> **Goal of the exercise**: Reproduce each record exactly.

┌─ Dataset extract

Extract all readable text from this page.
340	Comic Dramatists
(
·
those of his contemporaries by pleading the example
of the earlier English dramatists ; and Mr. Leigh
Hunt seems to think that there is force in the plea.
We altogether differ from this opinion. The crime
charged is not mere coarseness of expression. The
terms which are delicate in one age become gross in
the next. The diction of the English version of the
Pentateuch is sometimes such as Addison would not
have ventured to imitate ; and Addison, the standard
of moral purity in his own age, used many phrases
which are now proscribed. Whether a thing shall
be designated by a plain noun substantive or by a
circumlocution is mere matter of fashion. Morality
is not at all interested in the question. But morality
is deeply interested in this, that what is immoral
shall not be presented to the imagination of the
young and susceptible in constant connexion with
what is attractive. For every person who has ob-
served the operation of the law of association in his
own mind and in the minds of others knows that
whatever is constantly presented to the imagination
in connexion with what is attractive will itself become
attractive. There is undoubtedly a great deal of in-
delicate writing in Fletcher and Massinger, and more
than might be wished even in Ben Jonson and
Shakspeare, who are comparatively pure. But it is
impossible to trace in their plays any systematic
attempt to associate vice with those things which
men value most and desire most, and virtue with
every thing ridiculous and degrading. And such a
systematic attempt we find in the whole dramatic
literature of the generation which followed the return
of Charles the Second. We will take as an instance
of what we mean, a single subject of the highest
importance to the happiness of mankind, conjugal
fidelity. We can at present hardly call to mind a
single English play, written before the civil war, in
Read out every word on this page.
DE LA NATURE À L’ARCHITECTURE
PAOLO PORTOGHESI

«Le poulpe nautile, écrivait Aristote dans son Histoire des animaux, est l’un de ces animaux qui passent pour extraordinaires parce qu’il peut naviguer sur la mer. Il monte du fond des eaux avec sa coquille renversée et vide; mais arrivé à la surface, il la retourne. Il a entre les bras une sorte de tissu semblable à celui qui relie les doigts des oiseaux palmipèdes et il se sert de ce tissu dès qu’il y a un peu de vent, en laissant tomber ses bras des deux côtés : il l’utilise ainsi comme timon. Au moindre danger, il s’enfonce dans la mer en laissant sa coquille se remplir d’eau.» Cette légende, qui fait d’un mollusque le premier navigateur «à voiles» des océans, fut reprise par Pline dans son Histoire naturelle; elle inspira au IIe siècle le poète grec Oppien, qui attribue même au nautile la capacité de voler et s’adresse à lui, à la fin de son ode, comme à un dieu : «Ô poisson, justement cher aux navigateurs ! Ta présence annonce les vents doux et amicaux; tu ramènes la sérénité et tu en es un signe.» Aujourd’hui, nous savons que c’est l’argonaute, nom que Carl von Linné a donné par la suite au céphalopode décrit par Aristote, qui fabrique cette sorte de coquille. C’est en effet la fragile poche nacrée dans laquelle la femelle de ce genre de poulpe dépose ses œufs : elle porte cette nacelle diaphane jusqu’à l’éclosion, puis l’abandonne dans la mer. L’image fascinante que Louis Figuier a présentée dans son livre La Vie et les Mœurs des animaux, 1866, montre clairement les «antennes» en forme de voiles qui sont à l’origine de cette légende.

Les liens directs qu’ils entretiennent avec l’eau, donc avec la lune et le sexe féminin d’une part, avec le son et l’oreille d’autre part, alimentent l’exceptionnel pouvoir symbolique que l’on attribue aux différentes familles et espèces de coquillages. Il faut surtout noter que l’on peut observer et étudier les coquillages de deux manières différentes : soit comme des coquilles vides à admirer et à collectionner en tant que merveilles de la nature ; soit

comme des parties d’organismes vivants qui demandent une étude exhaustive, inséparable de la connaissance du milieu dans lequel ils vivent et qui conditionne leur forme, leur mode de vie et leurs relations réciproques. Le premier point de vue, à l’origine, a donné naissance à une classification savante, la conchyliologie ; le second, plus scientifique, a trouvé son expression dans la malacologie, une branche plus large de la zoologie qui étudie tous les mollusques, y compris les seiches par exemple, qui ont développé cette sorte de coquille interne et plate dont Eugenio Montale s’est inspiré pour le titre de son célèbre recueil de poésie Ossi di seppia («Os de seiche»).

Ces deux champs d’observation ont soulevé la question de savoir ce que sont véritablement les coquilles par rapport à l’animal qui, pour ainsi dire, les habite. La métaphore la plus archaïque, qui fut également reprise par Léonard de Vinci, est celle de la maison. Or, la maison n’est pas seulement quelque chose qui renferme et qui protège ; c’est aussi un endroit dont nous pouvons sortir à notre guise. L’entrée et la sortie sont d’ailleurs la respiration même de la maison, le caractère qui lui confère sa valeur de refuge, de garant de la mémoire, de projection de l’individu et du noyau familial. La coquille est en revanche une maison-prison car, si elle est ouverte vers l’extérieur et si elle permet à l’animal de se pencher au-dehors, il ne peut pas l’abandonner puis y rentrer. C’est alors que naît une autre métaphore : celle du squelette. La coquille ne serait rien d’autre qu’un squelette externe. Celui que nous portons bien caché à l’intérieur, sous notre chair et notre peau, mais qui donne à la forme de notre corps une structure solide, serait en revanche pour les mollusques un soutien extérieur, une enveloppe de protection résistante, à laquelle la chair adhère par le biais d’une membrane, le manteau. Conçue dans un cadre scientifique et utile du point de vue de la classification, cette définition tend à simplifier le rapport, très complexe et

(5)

└─

> **Task response**:
Extract all readable text from this page.
340	Comic Dramatists
(
·
those of his contemporaries by pleading the example
of the earlier English dramatists ; and Mr. Leigh
Hunt seems to think that there is force in the plea.
We altogether differ from this opinion. The crime
charged is not mere coarseness of expression. The
terms which are delicate in one age become gross in
the next. The diction of the English version of the
Pentateuch is sometimes such as Addison would not
have ventured to imitate ; and Addison, the standard
of moral purity in his own age, used many phrases
which are now proscribed. Whether a thing shall
be designated by a plain noun substantive or by a
circumlocution is mere matter of fashion. Morality
is not at all interested in the question. But morality
is deeply interested in this, that what is immoral
shall not be presented to the imagination of the
young and susceptible in constant connexion with
what is attractive. For every person who has ob-
served the operation of the law of association in his
own mind and in the minds of others knows that
whatever is constantly presented to the imagination
in connexion with what is attractive will itself become
attractive. There is undoubtedly a great deal of in-
delicate writing in Fletcher and Massinger, and more
than might be wished even in Ben Jonson and
Shakspeare, who are comparatively pure. But it is
impossible to trace in their plays any systematic
attempt to associate vice with those things which
men value most and desire most, and virtue with
every thing ridiculous and degrading. And such a
systematic attempt we find in the whole dramatic
literature of the generation which followed the return
of Charles the Second. We will take as an instance
of what we mean, a single subject of the highest
importance to the happiness of mankind, conjugal
fidelity. We can at present hardly call to mind a
single English play, written before the civil war, in
Read out every word on this page.
DE LA NATURE À L’ARCHITECTURE
PAOLO PORTOGHESI

«Le poulpe nautile, écrivait Aristote dans son Histoire des animaux, est l’un de ces animaux qui passent pour extraordinaires parce qu’il peut naviguer sur la mer. Il monte du fond des eaux avec sa coquille renversée et vide; mais arrivé à la surface, il la retourne. Il a entre les bras une sorte de tissu semblable à celui qui relie les doigts des oiseaux palmipèdes et il se sert de ce tissu dès qu’il y a un peu de vent, en laissant tomber ses bras des deux côtés : il l’utilise ainsi comme timon. Au moindre danger, il s’enfonce dans la mer en laissant sa coquille se remplir d’eau.» Cette légende, qui fait d’un mollusque le premier navigateur «à voiles» des océans, fut reprise par Pline dans son Histoire naturelle; elle inspira au IIe siècle le poète grec Oppien, qui attribue même au nautile la capacité de voler et s’adresse à lui, à la fin de son ode, comme à un dieu : «Ô poisson, justement cher aux navigateurs ! Ta présence annonce les vents doux et amicaux; tu ramènes la sérénité et tu en es un signe.» Aujourd’hui, nous savons que c’est l’argonaute, nom que Carl von Linné a donné par la suite au céphalopode décrit par Aristote, qui fabrique cette sorte de coquille. C’est en effet la fragile poche nacrée dans laquelle la femelle de ce genre de poulpe dépose ses œufs : elle porte cette nacelle diaphane jusqu’à l’éclosion, puis l’abandonne dans la mer. L’image fascinante que Louis Figuier a présentée dans son livre La Vie et les Mœurs des animaux, 1866, montre clairement les «antennes» en forme de voiles qui sont à l’origine de cette légende.

Les liens directs qu’ils entretiennent avec l’eau, donc avec la lune et le sexe féminin d’une part, avec le son et l’oreille d’autre part, alimentent l’exceptionnel pouvoir symbolique que l’on attribue aux différentes familles et espèces de coquillages. Il faut surtout noter que l’on peut observer et étudier les coquillages de deux manières différentes : soit comme des coquilles vides à admirer et à collectionner en tant que merveilles de la nature ; soit

comme des parties d’organismes vivants qui demandent une étude exhaustive, inséparable de la connaissance du milieu dans lequel ils vivent et qui conditionne leur forme, leur mode de vie et leurs relations réciproques. Le premier point de vue, à l’origine, a donné naissance à une classification savante, la conchyliologie ; le second, plus scientifique, a trouvé son expression dans la malacologie, une branche plus large de la zoologie qui étudie tous les mollusques, y compris les seiches par exemple, qui ont développé cette sorte de coquille interne et plate dont Eugenio Montale s’est inspiré pour le titre de son célèbre recueil de poésie Ossi di seppia («Os de seiche»).

Ces deux champs d’observation ont soulevé la question de savoir ce que sont véritablement les coquilles par rapport à l’animal qui, pour ainsi dire, les habite. La métaphore la plus archaïque, qui fut également reprise par Léonard de Vinci, est celle de la maison. Or, la maison n’est pas seulement quelque chose qui renferme et qui protège ; c’est aussi un endroit dont nous pouvons sortir à notre guise. L’entrée et la sortie sont d’ailleurs la respiration même de la maison, le caractère qui lui confère sa valeur de refuge, de garant de la mémoire, de projection de l’individu et du noyau familial. La coquille est en revanche une maison-prison car, si elle est ouverte vers l’extérieur et si elle permet à l’animal de se pencher au-dehors, il ne peut pas l’abandonner puis y rentrer. C’est alors que naît une autre métaphore : celle du squelette. La coquille ne serait rien d’autre qu’un squelette externe. Celui que nous portons bien caché à l’intérieur, sous notre chair et notre peau, mais qui donne à la forme de notre corps une structure solide, serait en revanche pour les mollusques un soutien extérieur, une enveloppe de protection résistante, à laquelle la chair adhère par le biais d’une membrane, le manteau. Conçue dans un cadre scientifique et utile du point de vue de la classification, cette définition tend à simplifier le rapport, très complexe et

(5)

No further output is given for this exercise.